- TASK DETAILS: Gather all lines from the material that contain "word".

>> begin RECORDS SHOWN

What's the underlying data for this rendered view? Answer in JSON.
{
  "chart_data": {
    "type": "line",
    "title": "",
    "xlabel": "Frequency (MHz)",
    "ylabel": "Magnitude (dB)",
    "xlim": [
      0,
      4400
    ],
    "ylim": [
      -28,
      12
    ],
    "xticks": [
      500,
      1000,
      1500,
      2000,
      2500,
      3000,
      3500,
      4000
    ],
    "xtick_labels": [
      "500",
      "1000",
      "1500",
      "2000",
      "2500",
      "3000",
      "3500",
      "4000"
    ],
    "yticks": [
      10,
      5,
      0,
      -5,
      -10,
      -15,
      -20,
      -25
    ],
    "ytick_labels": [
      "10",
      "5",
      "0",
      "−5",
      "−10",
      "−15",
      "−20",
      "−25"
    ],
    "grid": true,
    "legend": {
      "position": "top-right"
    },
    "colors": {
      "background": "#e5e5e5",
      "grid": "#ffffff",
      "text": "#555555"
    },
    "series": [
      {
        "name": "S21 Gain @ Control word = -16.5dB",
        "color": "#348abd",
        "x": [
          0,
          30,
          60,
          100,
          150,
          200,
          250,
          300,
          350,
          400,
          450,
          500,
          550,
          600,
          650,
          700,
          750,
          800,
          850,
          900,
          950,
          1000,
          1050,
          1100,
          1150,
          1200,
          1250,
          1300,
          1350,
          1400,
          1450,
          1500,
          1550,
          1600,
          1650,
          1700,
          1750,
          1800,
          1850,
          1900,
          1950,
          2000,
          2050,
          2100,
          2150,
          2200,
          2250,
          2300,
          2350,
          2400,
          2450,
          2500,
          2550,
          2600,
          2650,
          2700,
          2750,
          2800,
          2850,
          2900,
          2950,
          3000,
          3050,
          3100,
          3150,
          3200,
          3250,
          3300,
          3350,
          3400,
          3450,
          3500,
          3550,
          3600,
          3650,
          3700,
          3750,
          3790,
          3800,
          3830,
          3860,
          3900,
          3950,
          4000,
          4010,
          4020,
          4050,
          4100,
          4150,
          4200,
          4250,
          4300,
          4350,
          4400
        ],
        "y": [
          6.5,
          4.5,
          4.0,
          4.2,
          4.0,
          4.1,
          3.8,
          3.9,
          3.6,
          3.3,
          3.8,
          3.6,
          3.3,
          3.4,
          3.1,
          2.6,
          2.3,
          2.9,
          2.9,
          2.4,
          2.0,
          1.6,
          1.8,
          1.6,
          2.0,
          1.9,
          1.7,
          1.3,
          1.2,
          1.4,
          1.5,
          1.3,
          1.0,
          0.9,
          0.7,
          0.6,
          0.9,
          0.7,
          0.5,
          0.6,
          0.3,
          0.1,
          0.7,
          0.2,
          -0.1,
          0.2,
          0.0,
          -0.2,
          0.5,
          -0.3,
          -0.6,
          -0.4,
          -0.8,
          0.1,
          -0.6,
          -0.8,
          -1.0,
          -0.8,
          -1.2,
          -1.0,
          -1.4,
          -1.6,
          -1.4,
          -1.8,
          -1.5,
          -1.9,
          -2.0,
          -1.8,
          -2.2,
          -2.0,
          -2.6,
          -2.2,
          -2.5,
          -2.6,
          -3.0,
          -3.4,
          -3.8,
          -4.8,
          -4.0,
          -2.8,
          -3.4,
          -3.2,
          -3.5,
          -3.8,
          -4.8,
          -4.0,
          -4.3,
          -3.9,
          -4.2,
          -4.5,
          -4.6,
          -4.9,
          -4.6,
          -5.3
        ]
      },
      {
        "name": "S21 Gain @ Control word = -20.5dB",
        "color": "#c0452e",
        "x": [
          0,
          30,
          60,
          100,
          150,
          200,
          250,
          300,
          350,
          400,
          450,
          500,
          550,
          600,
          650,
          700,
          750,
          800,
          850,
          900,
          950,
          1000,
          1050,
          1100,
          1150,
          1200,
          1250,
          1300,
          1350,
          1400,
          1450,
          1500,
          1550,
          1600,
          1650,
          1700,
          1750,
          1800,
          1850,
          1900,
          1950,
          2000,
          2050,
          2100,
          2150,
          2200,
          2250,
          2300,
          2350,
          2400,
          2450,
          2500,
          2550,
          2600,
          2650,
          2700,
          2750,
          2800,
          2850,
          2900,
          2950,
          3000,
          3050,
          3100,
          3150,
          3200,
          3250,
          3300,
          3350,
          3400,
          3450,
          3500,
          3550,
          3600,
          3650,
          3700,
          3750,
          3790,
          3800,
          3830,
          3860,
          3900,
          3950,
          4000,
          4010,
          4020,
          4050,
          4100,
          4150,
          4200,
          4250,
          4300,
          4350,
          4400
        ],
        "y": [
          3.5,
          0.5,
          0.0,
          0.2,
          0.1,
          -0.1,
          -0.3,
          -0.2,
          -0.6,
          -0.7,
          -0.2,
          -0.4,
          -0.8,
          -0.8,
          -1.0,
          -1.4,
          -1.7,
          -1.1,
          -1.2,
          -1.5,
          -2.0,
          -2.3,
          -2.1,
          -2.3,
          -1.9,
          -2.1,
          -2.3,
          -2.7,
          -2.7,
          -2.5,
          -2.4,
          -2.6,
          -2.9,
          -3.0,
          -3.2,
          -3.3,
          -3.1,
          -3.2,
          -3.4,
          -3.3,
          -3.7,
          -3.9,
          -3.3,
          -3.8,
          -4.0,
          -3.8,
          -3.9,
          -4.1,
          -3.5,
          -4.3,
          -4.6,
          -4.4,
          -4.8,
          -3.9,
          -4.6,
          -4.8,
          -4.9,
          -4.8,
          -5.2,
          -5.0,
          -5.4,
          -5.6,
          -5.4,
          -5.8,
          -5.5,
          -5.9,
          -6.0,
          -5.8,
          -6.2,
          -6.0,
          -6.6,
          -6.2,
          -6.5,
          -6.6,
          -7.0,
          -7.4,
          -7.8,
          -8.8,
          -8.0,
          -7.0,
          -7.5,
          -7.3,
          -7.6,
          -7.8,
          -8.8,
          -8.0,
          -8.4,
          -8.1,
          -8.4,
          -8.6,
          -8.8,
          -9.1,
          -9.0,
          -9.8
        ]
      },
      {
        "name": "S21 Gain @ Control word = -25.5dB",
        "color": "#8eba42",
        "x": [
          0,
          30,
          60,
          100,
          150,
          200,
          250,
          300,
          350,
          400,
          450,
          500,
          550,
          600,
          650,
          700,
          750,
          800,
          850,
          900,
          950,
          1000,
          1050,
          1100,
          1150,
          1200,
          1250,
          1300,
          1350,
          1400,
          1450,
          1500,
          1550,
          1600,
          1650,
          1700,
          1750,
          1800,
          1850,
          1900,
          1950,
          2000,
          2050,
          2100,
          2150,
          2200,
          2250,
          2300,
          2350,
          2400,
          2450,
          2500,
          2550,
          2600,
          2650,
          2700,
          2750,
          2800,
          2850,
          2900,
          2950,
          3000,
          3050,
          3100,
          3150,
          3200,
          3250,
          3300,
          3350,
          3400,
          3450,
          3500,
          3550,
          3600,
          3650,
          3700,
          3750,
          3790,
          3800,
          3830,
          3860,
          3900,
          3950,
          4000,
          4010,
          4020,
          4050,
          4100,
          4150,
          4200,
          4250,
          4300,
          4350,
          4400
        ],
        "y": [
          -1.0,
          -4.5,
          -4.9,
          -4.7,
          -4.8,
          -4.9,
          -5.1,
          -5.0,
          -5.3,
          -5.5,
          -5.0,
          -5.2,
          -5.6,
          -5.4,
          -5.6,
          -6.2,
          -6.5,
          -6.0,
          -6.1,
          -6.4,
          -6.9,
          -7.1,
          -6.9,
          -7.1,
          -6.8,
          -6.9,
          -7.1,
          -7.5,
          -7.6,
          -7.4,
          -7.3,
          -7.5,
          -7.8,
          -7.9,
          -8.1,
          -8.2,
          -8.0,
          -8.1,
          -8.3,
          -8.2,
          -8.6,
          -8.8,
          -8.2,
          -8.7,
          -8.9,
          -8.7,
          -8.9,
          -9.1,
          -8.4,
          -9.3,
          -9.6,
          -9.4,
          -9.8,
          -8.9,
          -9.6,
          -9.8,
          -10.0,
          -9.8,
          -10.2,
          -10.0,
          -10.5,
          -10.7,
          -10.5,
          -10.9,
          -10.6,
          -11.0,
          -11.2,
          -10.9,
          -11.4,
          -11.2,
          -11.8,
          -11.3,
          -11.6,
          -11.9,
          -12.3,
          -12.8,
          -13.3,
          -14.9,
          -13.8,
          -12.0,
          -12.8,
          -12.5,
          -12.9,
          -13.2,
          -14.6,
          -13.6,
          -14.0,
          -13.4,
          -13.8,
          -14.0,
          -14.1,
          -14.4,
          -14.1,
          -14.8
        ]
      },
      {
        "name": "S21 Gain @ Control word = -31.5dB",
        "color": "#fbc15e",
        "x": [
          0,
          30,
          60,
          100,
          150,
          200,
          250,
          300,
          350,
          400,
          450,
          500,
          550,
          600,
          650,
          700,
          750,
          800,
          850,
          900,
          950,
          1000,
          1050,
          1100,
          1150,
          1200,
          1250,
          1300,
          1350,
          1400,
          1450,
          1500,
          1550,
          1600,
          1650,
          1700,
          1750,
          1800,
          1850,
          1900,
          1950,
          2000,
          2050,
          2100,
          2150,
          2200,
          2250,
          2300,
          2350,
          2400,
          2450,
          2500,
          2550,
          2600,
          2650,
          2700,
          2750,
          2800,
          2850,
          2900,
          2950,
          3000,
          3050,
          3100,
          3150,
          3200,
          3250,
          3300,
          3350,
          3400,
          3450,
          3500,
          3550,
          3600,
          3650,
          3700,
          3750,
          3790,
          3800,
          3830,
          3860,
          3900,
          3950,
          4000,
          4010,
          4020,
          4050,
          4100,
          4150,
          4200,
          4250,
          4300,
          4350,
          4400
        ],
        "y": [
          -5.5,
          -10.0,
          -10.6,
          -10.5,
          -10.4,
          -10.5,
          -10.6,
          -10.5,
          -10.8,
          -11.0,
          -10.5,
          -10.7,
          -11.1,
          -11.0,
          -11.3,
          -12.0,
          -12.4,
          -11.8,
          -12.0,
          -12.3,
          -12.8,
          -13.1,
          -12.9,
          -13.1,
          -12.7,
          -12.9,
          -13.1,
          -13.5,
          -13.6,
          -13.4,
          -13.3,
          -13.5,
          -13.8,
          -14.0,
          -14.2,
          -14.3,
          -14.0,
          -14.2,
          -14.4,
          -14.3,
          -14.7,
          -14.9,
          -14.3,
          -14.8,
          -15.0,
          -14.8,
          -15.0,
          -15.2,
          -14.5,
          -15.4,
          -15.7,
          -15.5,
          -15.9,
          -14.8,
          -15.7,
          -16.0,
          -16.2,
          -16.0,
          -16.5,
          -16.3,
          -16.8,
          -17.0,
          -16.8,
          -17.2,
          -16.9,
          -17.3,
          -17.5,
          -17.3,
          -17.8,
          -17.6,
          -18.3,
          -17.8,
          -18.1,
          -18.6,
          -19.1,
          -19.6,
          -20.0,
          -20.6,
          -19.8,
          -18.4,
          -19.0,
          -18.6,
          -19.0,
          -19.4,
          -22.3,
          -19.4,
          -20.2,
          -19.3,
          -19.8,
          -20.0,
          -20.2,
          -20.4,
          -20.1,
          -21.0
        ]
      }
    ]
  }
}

>> end RECORDS SHOWN

- FINAL RESULT:
        "name": "S21 Gain @ Control word = -16.5dB",
        "name": "S21 Gain @ Control word = -20.5dB",
        "name": "S21 Gain @ Control word = -25.5dB",
        "name": "S21 Gain @ Control word = -31.5dB",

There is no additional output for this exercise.